_Requirement:_ Lines that hold the string "appropriate" are to be counted; give only their number.

_Dataset items:_

— begin —

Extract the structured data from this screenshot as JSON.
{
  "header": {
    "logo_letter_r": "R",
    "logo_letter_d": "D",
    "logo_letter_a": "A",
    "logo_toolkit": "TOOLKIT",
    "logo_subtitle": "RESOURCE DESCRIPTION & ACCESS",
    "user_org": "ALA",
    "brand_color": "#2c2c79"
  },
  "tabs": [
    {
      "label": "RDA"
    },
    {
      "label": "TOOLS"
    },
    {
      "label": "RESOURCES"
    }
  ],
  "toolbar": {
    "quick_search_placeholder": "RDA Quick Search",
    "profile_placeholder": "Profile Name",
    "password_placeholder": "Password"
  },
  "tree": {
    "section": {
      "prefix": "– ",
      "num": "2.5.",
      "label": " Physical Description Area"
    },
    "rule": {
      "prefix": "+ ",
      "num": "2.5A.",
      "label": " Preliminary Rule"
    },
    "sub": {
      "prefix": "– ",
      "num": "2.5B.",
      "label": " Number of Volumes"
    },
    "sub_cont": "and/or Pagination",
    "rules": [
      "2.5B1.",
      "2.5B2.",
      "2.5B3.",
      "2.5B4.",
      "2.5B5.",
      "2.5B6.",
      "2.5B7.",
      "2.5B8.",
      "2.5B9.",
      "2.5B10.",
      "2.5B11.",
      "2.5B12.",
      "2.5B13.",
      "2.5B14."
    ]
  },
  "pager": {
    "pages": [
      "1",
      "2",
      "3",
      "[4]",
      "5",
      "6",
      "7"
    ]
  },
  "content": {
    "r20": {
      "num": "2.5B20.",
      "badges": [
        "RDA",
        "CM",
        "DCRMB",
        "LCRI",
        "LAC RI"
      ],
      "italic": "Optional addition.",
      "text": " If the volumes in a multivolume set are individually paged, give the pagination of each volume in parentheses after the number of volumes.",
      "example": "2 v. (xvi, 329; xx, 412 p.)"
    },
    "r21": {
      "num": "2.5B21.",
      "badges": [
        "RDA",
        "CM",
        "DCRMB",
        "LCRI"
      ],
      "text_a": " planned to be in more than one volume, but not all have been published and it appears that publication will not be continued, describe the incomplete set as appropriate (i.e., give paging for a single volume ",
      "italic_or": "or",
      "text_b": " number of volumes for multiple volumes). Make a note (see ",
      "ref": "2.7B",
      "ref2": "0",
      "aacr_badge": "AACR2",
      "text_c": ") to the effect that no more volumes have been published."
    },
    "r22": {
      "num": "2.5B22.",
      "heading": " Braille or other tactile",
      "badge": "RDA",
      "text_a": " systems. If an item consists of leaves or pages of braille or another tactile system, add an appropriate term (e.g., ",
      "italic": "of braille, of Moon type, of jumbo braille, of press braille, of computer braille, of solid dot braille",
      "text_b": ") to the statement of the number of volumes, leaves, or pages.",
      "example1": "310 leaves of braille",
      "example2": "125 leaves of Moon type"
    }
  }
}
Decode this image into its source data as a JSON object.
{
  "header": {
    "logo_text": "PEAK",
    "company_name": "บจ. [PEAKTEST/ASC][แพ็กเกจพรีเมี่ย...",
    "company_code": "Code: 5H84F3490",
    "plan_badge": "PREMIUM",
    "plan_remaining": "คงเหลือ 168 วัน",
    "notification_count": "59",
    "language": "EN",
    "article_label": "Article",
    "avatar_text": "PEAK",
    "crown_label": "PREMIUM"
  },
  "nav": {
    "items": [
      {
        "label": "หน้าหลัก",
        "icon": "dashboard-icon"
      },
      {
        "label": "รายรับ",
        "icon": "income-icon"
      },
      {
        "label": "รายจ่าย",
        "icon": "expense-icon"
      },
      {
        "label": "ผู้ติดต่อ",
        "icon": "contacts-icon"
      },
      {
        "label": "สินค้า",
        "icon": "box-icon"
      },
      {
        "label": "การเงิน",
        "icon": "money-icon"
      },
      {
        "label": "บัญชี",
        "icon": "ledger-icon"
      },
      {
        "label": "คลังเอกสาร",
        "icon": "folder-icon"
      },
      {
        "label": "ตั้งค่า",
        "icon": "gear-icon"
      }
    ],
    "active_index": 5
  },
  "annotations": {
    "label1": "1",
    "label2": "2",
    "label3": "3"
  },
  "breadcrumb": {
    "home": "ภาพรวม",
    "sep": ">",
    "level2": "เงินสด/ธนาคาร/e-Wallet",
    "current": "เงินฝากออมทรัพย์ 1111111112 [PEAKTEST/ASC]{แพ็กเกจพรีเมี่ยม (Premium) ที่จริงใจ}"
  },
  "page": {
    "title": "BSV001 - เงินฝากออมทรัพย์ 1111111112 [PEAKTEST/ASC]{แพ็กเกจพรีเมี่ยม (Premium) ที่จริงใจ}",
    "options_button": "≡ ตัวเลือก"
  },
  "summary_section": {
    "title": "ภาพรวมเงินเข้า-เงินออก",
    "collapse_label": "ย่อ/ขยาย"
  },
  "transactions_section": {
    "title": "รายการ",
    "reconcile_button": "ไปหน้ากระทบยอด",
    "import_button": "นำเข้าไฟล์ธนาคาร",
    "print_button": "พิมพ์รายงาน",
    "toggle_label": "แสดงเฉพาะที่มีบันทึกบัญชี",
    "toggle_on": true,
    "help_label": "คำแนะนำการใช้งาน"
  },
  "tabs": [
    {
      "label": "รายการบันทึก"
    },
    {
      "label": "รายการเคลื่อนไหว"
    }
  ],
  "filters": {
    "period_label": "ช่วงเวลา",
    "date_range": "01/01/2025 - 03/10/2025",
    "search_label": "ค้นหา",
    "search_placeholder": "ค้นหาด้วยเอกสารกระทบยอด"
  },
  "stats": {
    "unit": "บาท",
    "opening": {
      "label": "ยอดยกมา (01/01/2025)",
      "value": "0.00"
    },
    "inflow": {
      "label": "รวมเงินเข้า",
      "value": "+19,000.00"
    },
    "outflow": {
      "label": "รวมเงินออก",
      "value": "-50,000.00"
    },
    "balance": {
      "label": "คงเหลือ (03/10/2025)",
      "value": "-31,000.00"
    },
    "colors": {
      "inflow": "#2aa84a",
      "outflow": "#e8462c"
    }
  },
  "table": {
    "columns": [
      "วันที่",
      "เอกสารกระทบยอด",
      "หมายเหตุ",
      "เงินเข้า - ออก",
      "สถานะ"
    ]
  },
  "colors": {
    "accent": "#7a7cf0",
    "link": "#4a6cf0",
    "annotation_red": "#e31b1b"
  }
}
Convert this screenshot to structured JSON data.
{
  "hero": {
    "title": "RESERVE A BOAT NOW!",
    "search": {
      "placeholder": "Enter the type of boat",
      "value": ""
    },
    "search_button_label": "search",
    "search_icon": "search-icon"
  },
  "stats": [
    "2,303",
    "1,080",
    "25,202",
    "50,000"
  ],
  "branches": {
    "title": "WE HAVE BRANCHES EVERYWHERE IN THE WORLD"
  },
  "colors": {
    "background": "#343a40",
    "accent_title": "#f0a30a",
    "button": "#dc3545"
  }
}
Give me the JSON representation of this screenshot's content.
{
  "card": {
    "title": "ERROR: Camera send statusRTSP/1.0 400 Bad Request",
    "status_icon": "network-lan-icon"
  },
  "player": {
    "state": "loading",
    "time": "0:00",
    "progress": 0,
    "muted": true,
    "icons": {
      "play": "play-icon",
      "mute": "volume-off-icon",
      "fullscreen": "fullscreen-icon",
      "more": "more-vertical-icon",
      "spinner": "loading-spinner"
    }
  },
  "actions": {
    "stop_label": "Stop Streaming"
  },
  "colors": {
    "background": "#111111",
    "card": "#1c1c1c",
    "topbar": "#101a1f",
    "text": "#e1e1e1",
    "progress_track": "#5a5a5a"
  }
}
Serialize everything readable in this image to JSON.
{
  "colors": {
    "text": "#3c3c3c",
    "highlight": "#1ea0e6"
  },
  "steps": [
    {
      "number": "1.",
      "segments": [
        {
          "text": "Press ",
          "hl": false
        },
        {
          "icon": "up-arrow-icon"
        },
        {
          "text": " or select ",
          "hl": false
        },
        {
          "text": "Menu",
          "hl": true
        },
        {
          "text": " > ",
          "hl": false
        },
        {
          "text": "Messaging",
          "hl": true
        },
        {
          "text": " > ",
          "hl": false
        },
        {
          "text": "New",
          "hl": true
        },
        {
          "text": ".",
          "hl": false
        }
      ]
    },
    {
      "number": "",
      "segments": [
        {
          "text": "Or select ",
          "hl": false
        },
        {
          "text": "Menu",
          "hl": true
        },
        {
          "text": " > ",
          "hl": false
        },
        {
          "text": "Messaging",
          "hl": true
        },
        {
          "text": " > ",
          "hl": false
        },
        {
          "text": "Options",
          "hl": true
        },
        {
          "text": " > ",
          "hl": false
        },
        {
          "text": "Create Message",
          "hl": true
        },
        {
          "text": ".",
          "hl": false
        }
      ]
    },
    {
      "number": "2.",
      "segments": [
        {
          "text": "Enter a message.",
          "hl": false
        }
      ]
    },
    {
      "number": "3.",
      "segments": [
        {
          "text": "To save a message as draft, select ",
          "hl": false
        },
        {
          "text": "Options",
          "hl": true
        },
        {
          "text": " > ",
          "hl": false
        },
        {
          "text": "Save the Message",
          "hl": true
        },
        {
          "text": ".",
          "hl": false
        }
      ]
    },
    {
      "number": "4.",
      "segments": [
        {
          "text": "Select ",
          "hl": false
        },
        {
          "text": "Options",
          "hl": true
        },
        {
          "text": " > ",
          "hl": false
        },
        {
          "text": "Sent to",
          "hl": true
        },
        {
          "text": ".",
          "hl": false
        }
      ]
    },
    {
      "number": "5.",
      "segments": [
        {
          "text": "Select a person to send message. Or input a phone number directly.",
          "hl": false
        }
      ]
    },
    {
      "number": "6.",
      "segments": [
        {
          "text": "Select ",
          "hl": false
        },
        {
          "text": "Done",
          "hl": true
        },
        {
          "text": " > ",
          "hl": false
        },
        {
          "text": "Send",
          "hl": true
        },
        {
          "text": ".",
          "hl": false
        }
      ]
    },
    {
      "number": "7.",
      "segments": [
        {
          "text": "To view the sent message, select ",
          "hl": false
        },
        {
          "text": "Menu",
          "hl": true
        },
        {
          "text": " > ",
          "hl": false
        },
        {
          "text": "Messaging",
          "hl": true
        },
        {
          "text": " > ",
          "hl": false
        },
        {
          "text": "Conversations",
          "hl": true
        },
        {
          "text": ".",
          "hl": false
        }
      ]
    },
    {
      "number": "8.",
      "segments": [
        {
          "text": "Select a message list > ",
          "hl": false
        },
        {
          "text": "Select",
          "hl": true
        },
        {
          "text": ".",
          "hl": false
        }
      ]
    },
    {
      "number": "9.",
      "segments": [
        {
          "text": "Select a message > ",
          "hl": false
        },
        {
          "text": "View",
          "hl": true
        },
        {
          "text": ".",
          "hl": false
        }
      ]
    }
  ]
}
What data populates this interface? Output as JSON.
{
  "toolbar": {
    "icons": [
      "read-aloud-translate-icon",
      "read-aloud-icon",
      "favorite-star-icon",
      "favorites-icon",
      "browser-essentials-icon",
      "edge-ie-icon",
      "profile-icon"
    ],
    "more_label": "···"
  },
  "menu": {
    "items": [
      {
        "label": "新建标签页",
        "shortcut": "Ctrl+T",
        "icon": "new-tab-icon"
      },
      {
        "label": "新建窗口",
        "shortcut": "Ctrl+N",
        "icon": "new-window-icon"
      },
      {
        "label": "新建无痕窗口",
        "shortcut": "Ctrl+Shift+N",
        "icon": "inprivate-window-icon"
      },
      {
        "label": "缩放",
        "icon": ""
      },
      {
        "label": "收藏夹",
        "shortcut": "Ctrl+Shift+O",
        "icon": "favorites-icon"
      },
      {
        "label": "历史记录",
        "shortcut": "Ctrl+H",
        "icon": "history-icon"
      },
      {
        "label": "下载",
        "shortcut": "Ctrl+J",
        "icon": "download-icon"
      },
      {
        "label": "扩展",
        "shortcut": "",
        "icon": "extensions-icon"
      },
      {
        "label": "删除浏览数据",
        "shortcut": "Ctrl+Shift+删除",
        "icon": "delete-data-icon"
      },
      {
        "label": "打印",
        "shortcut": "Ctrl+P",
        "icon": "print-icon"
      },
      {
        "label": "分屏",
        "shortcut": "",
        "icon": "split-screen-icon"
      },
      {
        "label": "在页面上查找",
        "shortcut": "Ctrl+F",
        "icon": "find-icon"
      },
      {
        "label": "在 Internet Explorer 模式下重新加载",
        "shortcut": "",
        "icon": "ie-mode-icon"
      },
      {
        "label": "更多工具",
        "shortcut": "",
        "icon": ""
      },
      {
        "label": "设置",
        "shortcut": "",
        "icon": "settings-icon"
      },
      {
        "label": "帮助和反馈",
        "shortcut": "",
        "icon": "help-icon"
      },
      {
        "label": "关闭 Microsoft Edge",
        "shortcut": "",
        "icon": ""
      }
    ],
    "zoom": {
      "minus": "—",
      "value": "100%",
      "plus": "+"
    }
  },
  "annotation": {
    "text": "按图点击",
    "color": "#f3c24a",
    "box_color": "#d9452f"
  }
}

— end —

_Solution to this exercise:_ 2